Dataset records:
============================================================
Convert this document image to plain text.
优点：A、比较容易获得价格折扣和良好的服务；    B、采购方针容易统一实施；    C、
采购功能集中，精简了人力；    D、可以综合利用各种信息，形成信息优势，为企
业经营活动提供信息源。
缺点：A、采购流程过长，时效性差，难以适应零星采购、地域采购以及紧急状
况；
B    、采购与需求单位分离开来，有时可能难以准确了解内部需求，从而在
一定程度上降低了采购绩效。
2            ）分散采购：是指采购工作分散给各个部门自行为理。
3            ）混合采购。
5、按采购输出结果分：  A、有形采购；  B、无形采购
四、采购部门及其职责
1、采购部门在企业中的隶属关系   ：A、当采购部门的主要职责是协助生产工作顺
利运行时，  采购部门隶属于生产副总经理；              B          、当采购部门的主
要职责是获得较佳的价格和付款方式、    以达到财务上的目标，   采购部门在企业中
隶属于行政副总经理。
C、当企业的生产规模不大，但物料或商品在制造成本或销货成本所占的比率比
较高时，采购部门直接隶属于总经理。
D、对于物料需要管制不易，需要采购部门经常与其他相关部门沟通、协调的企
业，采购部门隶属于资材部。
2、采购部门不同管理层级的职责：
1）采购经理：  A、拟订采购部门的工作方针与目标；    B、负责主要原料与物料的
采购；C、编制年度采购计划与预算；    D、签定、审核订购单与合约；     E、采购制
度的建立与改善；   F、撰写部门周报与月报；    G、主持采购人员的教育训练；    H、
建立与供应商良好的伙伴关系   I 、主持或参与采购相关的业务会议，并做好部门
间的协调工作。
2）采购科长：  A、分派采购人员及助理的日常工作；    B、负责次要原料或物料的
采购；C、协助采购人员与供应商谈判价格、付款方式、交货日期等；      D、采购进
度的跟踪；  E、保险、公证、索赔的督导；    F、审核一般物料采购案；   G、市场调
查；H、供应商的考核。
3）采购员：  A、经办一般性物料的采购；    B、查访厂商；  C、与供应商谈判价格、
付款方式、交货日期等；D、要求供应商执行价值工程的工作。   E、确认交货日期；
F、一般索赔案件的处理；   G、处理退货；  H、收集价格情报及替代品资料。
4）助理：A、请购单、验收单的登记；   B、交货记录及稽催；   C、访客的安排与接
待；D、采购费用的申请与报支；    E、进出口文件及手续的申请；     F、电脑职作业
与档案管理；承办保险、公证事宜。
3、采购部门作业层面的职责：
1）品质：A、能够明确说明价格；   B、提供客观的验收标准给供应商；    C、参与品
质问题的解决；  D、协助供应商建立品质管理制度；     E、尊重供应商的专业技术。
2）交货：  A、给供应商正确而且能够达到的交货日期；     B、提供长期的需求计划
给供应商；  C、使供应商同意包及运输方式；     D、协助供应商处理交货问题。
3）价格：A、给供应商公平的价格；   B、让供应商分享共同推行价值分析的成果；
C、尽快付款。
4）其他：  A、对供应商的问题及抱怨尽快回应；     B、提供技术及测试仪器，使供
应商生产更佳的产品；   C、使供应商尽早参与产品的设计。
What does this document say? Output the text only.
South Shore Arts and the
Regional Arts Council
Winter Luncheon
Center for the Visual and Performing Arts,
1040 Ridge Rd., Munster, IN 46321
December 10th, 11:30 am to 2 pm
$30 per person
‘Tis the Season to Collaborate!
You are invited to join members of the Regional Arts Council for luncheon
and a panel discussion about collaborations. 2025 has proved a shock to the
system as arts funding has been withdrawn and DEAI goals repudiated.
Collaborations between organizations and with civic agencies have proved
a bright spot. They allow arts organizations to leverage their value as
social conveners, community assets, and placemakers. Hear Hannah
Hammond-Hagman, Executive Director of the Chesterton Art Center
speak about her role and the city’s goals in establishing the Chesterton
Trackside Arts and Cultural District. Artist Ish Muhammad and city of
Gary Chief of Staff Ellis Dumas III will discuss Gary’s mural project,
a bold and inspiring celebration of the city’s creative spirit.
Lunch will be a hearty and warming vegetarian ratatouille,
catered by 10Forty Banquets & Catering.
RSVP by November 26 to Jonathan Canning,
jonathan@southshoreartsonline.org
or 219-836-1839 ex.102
============================================================
*Your instructions*
Your task is to transcribe the material exactly.

*Written response*
Convert this document image to plain text.
优点：A、比较容易获得价格折扣和良好的服务；    B、采购方针容易统一实施；    C、
采购功能集中，精简了人力；    D、可以综合利用各种信息，形成信息优势，为企
业经营活动提供信息源。
缺点：A、采购流程过长，时效性差，难以适应零星采购、地域采购以及紧急状
况；
B    、采购与需求单位分离开来，有时可能难以准确了解内部需求，从而在
一定程度上降低了采购绩效。
2            ）分散采购：是指采购工作分散给各个部门自行为理。
3            ）混合采购。
5、按采购输出结果分：  A、有形采购；  B、无形采购
四、采购部门及其职责
1、采购部门在企业中的隶属关系   ：A、当采购部门的主要职责是协助生产工作顺
利运行时，  采购部门隶属于生产副总经理；              B          、当采购部门的主
要职责是获得较佳的价格和付款方式、    以达到财务上的目标，   采购部门在企业中
隶属于行政副总经理。
C、当企业的生产规模不大，但物料或商品在制造成本或销货成本所占的比率比
较高时，采购部门直接隶属于总经理。
D、对于物料需要管制不易，需要采购部门经常与其他相关部门沟通、协调的企
业，采购部门隶属于资材部。
2、采购部门不同管理层级的职责：
1）采购经理：  A、拟订采购部门的工作方针与目标；    B、负责主要原料与物料的
采购；C、编制年度采购计划与预算；    D、签定、审核订购单与合约；     E、采购制
度的建立与改善；   F、撰写部门周报与月报；    G、主持采购人员的教育训练；    H、
建立与供应商良好的伙伴关系   I 、主持或参与采购相关的业务会议，并做好部门
间的协调工作。
2）采购科长：  A、分派采购人员及助理的日常工作；    B、负责次要原料或物料的
采购；C、协助采购人员与供应商谈判价格、付款方式、交货日期等；      D、采购进
度的跟踪；  E、保险、公证、索赔的督导；    F、审核一般物料采购案；   G、市场调
查；H、供应商的考核。
3）采购员：  A、经办一般性物料的采购；    B、查访厂商；  C、与供应商谈判价格、
付款方式、交货日期等；D、要求供应商执行价值工程的工作。   E、确认交货日期；
F、一般索赔案件的处理；   G、处理退货；  H、收集价格情报及替代品资料。
4）助理：A、请购单、验收单的登记；   B、交货记录及稽催；   C、访客的安排与接
待；D、采购费用的申请与报支；    E、进出口文件及手续的申请；     F、电脑职作业
与档案管理；承办保险、公证事宜。
3、采购部门作业层面的职责：
1）品质：A、能够明确说明价格；   B、提供客观的验收标准给供应商；    C、参与品
质问题的解决；  D、协助供应商建立品质管理制度；     E、尊重供应商的专业技术。
2）交货：  A、给供应商正确而且能够达到的交货日期；     B、提供长期的需求计划
给供应商；  C、使供应商同意包及运输方式；     D、协助供应商处理交货问题。
3）价格：A、给供应商公平的价格；   B、让供应商分享共同推行价值分析的成果；
C、尽快付款。
4）其他：  A、对供应商的问题及抱怨尽快回应；     B、提供技术及测试仪器，使供
应商生产更佳的产品；   C、使供应商尽早参与产品的设计。
What does this document say? Output the text only.
South Shore Arts and the
Regional Arts Council
Winter Luncheon
Center for the Visual and Performing Arts,
1040 Ridge Rd., Munster, IN 46321
December 10th, 11:30 am to 2 pm
$30 per person
‘Tis the Season to Collaborate!
You are invited to join members of the Regional Arts Council for luncheon
and a panel discussion about collaborations. 2025 has proved a shock to the
system as arts funding has been withdrawn and DEAI goals repudiated.
Collaborations between organizations and with civic agencies have proved
a bright spot. They allow arts organizations to leverage their value as
social conveners, community assets, and placemakers. Hear Hannah
Hammond-Hagman, Executive Director of the Chesterton Art Center
speak about her role and the city’s goals in establishing the Chesterton
Trackside Arts and Cultural District. Artist Ish Muhammad and city of
Gary Chief of Staff Ellis Dumas III will discuss Gary’s mural project,
a bold and inspiring celebration of the city’s creative spirit.
Lunch will be a hearty and warming vegetarian ratatouille,
catered by 10Forty Banquets & Catering.
RSVP by November 26 to Jonathan Canning,
jonathan@southshoreartsonline.org
or 219-836-1839 ex.102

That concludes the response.